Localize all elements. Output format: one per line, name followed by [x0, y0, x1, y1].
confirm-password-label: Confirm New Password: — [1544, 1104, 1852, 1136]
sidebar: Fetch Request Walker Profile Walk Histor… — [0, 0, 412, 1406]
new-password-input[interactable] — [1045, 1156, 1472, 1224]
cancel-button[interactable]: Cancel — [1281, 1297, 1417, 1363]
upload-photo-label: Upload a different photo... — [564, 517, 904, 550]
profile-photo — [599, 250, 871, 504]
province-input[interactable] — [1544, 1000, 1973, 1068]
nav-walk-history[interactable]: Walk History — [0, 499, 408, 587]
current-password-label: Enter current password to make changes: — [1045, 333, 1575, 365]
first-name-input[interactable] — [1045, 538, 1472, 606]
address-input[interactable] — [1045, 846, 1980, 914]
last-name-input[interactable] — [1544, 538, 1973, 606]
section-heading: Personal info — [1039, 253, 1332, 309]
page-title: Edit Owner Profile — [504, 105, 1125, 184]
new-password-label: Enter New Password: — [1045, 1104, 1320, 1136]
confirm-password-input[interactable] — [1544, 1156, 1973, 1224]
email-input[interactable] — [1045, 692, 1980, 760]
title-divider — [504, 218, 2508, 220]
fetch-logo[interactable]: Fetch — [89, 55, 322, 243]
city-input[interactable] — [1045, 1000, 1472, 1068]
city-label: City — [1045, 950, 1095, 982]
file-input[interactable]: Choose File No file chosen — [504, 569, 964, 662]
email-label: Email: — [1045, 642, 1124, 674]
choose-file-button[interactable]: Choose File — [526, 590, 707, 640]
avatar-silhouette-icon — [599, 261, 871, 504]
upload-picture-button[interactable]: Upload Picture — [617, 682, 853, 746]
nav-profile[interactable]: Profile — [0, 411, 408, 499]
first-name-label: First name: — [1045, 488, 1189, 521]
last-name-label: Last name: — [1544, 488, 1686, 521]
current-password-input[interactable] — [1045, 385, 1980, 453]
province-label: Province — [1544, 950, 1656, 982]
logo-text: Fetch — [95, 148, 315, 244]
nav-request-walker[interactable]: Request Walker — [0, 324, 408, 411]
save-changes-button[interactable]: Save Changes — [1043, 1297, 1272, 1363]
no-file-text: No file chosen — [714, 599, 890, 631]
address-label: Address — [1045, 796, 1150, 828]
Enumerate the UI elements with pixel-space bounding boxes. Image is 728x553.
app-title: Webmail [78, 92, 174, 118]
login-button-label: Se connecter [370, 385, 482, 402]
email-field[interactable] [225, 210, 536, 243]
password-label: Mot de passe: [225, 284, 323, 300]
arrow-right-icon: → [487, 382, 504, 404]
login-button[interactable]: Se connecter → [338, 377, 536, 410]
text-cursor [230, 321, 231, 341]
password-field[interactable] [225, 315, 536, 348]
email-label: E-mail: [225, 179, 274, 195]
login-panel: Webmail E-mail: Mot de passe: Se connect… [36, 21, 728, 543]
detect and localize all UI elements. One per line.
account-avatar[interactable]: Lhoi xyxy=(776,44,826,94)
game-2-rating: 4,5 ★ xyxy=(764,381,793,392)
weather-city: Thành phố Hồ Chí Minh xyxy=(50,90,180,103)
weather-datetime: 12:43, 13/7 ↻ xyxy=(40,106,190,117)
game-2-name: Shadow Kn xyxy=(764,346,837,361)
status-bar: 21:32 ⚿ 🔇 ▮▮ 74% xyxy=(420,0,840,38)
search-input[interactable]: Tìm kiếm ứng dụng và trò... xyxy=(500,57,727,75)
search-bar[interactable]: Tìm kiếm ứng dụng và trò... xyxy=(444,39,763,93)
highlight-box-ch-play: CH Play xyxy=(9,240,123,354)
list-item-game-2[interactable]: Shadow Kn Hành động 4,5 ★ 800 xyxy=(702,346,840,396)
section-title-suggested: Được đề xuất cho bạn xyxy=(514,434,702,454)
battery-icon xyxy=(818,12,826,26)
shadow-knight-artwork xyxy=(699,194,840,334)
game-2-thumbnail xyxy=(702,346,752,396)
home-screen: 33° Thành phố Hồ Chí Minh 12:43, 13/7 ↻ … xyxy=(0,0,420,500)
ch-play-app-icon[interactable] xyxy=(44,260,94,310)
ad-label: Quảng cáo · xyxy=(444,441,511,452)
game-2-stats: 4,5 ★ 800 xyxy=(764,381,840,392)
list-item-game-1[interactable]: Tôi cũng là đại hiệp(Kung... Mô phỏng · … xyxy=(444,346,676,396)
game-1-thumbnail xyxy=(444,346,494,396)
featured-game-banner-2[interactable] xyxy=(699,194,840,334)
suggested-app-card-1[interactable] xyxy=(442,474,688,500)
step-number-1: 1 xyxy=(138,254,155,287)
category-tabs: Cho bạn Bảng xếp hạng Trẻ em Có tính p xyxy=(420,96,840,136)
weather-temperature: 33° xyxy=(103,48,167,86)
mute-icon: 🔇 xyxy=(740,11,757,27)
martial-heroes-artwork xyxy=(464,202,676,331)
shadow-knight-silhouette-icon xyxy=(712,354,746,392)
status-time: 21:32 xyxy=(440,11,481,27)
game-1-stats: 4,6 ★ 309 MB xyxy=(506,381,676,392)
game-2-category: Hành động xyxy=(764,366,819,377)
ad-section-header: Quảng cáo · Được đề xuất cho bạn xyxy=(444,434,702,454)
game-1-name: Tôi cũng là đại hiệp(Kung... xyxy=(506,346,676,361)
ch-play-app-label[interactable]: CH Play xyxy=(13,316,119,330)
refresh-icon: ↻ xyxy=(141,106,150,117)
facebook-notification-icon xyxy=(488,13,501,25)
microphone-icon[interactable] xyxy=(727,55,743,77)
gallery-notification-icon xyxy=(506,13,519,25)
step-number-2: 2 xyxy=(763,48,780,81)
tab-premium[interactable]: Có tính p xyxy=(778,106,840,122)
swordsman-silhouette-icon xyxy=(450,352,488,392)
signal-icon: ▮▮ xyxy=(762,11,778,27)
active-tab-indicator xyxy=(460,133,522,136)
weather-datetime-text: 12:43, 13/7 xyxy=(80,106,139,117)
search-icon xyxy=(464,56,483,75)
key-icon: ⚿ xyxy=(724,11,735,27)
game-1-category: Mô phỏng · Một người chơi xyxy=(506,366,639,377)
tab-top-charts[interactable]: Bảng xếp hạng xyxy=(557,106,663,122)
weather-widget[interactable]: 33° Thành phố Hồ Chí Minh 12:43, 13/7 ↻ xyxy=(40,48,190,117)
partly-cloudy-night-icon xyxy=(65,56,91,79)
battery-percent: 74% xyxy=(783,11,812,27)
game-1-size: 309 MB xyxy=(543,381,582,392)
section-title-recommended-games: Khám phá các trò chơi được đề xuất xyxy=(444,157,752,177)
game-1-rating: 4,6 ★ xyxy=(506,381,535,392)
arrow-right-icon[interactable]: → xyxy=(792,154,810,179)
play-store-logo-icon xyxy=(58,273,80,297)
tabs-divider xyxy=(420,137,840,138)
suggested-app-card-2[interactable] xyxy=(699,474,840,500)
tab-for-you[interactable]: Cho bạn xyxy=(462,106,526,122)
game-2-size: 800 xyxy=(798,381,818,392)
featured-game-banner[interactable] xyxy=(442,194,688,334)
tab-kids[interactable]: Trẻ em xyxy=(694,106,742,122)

▶ _Do this_:
Give the rows from the start of the records through the one containing "fetch-logo[interactable]: Fetch —", inclusive, as a Markdown table with the columns Index and Line, leaving out any blank lines.

▶ _Response below_:
| Index | Line |
|---|---|
| 1 | Localize all elements. Output format: one per line, name followed by [x0, y0, x1, y1]. |
| 2 | confirm-password-label: Confirm New Password: — [1544, 1104, 1852, 1136] |
| 3 | sidebar: Fetch Request Walker Profile Walk Histor… — [0, 0, 412, 1406] |
| 4 | new-password-input[interactable] — [1045, 1156, 1472, 1224] |
| 5 | cancel-button[interactable]: Cancel — [1281, 1297, 1417, 1363] |
| 6 | upload-photo-label: Upload a different photo... — [564, 517, 904, 550] |
| 7 | profile-photo — [599, 250, 871, 504] |
| 8 | province-input[interactable] — [1544, 1000, 1973, 1068] |
| 9 | nav-walk-history[interactable]: Walk History — [0, 499, 408, 587] |
| 10 | current-password-label: Enter current password to make changes: — [1045, 333, 1575, 365] |
| 11 | first-name-input[interactable] — [1045, 538, 1472, 606] |
| 12 | address-input[interactable] — [1045, 846, 1980, 914] |
| 13 | last-name-input[interactable] — [1544, 538, 1973, 606] |
| 14 | section-heading: Personal info — [1039, 253, 1332, 309] |
| 15 | page-title: Edit Owner Profile — [504, 105, 1125, 184] |
| 16 | new-password-label: Enter New Password: — [1045, 1104, 1320, 1136] |
| 17 | confirm-password-input[interactable] — [1544, 1156, 1973, 1224] |
| 18 | email-input[interactable] — [1045, 692, 1980, 760] |
| 19 | title-divider — [504, 218, 2508, 220] |
| 20 | fetch-logo[interactable]: Fetch — [89, 55, 322, 243] |